EXERCISE DETAILS =
Lines from the one containing "What text is on this page?" through the end of the data are to be returned exactly, and no others.

=== PROVIDED DATA ===

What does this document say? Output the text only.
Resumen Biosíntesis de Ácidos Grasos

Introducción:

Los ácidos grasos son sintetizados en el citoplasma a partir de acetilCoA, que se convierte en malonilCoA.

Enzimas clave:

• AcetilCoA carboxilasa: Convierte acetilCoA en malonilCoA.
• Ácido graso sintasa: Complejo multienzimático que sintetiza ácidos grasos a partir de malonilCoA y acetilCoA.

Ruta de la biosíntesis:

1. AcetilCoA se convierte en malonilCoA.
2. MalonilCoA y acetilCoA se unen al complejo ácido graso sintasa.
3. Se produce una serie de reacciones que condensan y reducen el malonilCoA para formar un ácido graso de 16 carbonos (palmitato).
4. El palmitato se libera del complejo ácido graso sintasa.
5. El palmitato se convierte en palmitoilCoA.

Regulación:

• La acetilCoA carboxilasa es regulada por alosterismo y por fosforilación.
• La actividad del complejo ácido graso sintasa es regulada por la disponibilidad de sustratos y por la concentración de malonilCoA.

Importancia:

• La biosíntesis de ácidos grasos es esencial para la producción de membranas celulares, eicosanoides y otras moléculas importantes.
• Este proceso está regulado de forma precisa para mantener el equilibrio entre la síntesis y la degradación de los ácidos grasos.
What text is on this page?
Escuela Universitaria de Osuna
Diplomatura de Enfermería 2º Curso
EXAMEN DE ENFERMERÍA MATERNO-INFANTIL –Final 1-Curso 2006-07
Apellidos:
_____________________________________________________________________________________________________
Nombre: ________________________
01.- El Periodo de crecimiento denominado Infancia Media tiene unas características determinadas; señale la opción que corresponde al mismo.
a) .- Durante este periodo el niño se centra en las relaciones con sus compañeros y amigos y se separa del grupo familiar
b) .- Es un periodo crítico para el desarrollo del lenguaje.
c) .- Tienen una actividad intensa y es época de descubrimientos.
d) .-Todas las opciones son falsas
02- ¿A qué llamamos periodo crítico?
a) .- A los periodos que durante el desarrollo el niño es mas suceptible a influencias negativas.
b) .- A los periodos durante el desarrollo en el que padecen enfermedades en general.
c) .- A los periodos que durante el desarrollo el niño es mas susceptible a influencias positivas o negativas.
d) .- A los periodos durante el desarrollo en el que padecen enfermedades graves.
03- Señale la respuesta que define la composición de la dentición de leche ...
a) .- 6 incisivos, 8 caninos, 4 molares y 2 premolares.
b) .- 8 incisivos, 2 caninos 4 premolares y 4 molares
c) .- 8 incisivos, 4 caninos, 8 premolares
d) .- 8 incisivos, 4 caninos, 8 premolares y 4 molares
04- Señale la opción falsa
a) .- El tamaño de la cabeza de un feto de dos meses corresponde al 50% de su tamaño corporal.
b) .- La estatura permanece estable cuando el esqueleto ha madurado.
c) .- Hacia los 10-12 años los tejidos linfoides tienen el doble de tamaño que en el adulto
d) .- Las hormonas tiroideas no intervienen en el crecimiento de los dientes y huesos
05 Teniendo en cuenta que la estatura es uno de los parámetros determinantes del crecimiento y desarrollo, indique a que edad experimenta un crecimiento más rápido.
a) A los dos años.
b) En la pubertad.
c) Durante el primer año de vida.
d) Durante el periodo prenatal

===

WRITTEN ANSWER =
What text is on this page?
Escuela Universitaria de Osuna
Diplomatura de Enfermería 2º Curso
EXAMEN DE ENFERMERÍA MATERNO-INFANTIL –Final 1-Curso 2006-07
Apellidos:
_____________________________________________________________________________________________________
Nombre: ________________________
01.- El Periodo de crecimiento denominado Infancia Media tiene unas características determinadas; señale la opción que corresponde al mismo.
a) .- Durante este periodo el niño se centra en las relaciones con sus compañeros y amigos y se separa del grupo familiar
b) .- Es un periodo crítico para el desarrollo del lenguaje.
c) .- Tienen una actividad intensa y es época de descubrimientos.
d) .-Todas las opciones son falsas
02- ¿A qué llamamos periodo crítico?
a) .- A los periodos que durante el desarrollo el niño es mas suceptible a influencias negativas.
b) .- A los periodos durante el desarrollo en el que padecen enfermedades en general.
c) .- A los periodos que durante el desarrollo el niño es mas susceptible a influencias positivas o negativas.
d) .- A los periodos durante el desarrollo en el que padecen enfermedades graves.
03- Señale la respuesta que define la composición de la dentición de leche ...
a) .- 6 incisivos, 8 caninos, 4 molares y 2 premolares.
b) .- 8 incisivos, 2 caninos 4 premolares y 4 molares
c) .- 8 incisivos, 4 caninos, 8 premolares
d) .- 8 incisivos, 4 caninos, 8 premolares y 4 molares
04- Señale la opción falsa
a) .- El tamaño de la cabeza de un feto de dos meses corresponde al 50% de su tamaño corporal.
b) .- La estatura permanece estable cuando el esqueleto ha madurado.
c) .- Hacia los 10-12 años los tejidos linfoides tienen el doble de tamaño que en el adulto
d) .- Las hormonas tiroideas no intervienen en el crecimiento de los dientes y huesos
05 Teniendo en cuenta que la estatura es uno de los parámetros determinantes del crecimiento y desarrollo, indique a que edad experimenta un crecimiento más rápido.
a) A los dos años.
b) En la pubertad.
c) Durante el primer año de vida.
d) Durante el periodo prenatal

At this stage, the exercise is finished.